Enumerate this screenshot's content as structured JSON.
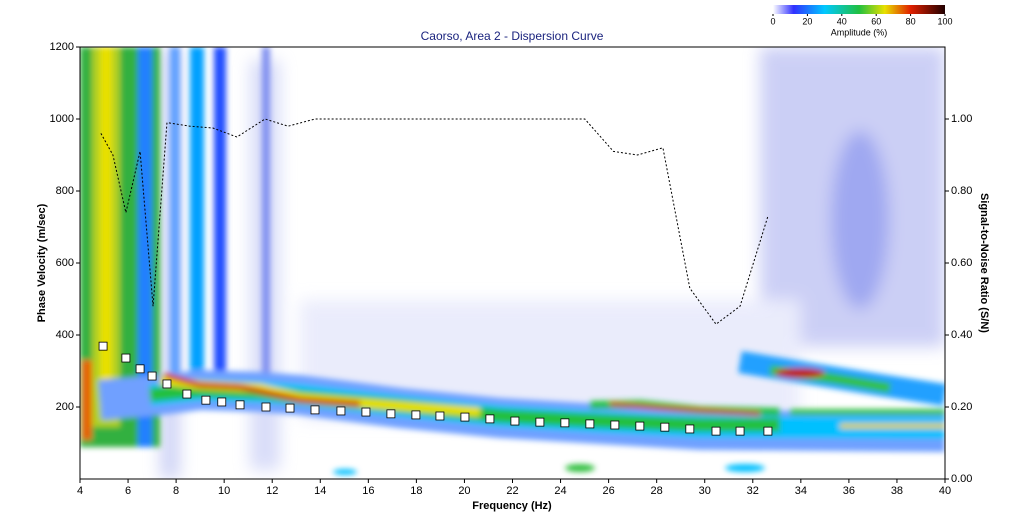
{
  "chart_data": {
    "type": "scatter",
    "title": "Caorso, Area 2 - Dispersion Curve",
    "xlabel": "Frequency (Hz)",
    "ylabel": "Phase Velocity (m/sec)",
    "y2label": "Signal-to-Noise Ratio (S/N)",
    "xlim": [
      4,
      40
    ],
    "xticks": [
      4,
      6,
      8,
      10,
      12,
      14,
      16,
      18,
      20,
      22,
      24,
      26,
      28,
      30,
      32,
      34,
      36,
      38,
      40
    ],
    "ylim": [
      0,
      1200
    ],
    "yticks": [
      200,
      400,
      600,
      800,
      1000,
      1200
    ],
    "y2lim": [
      0,
      1.2
    ],
    "y2ticks": [
      {
        "value": 0,
        "label": "0.00"
      },
      {
        "value": 0.2,
        "label": "0.20"
      },
      {
        "value": 0.4,
        "label": "0.40"
      },
      {
        "value": 0.6,
        "label": "0.60"
      },
      {
        "value": 0.8,
        "label": "0.80"
      },
      {
        "value": 1,
        "label": "1.00"
      }
    ],
    "series": [
      {
        "type": "scatter",
        "color": "#ffffff",
        "x": [
          4.96,
          5.91,
          6.5,
          7.0,
          7.62,
          8.45,
          9.24,
          9.9,
          10.66,
          11.74,
          12.74,
          13.78,
          14.86,
          15.9,
          16.94,
          17.98,
          18.98,
          20.02,
          21.06,
          22.1,
          23.14,
          24.18,
          25.22,
          26.26,
          27.3,
          28.34,
          29.38,
          30.47,
          31.47,
          32.63
        ],
        "values": [
          369,
          336,
          306,
          286,
          264,
          236,
          219,
          214,
          206,
          200,
          197,
          192,
          189,
          186,
          181,
          178,
          175,
          172,
          167,
          161,
          158,
          156,
          153,
          150,
          147,
          144,
          139,
          133,
          133,
          133
        ]
      },
      {
        "type": "line",
        "axis": "y2",
        "color": "#000000",
        "x": [
          4.87,
          5.37,
          5.91,
          6.5,
          7.04,
          7.62,
          8.58,
          9.53,
          10.53,
          11.7,
          12.66,
          13.78,
          25.01,
          26.2,
          27.2,
          28.26,
          29.38,
          30.47,
          31.47,
          32.63
        ],
        "values": [
          0.96,
          0.9,
          0.74,
          0.91,
          0.48,
          0.99,
          0.98,
          0.975,
          0.95,
          1.0,
          0.98,
          1.0,
          1.0,
          0.91,
          0.9,
          0.92,
          0.53,
          0.43,
          0.48,
          0.73
        ]
      }
    ],
    "colorbar": {
      "label": "Amplitude (%)",
      "lim": [
        0,
        100
      ],
      "ticks": [
        0,
        20,
        40,
        60,
        80,
        100
      ]
    }
  }
}
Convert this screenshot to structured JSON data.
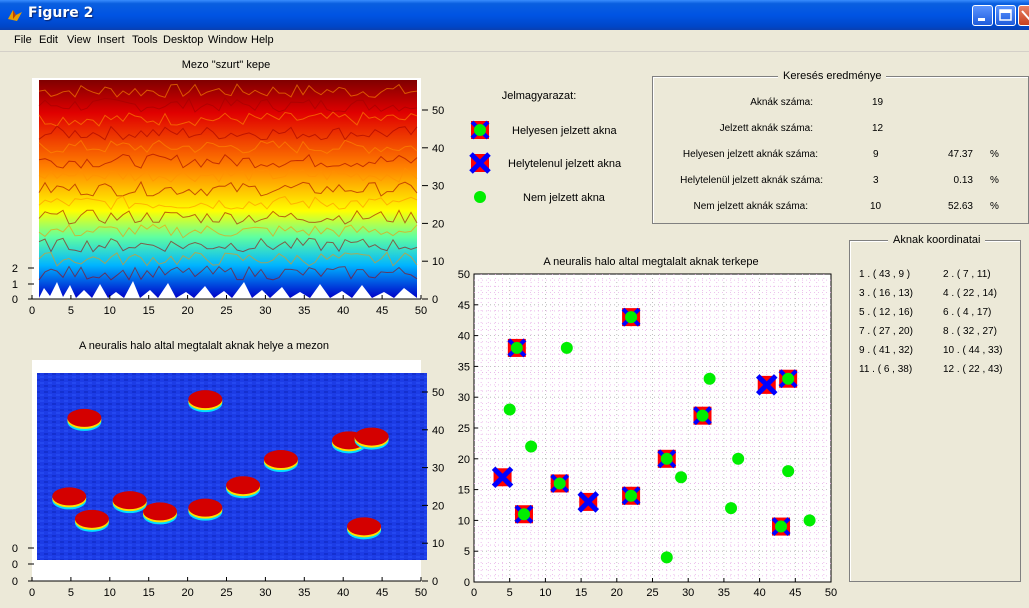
....................
Copy all lines from the listing that contain "structured".

Enumerate this screenshot's content as structured JSON.
Convert this screenshot to structured JSON data.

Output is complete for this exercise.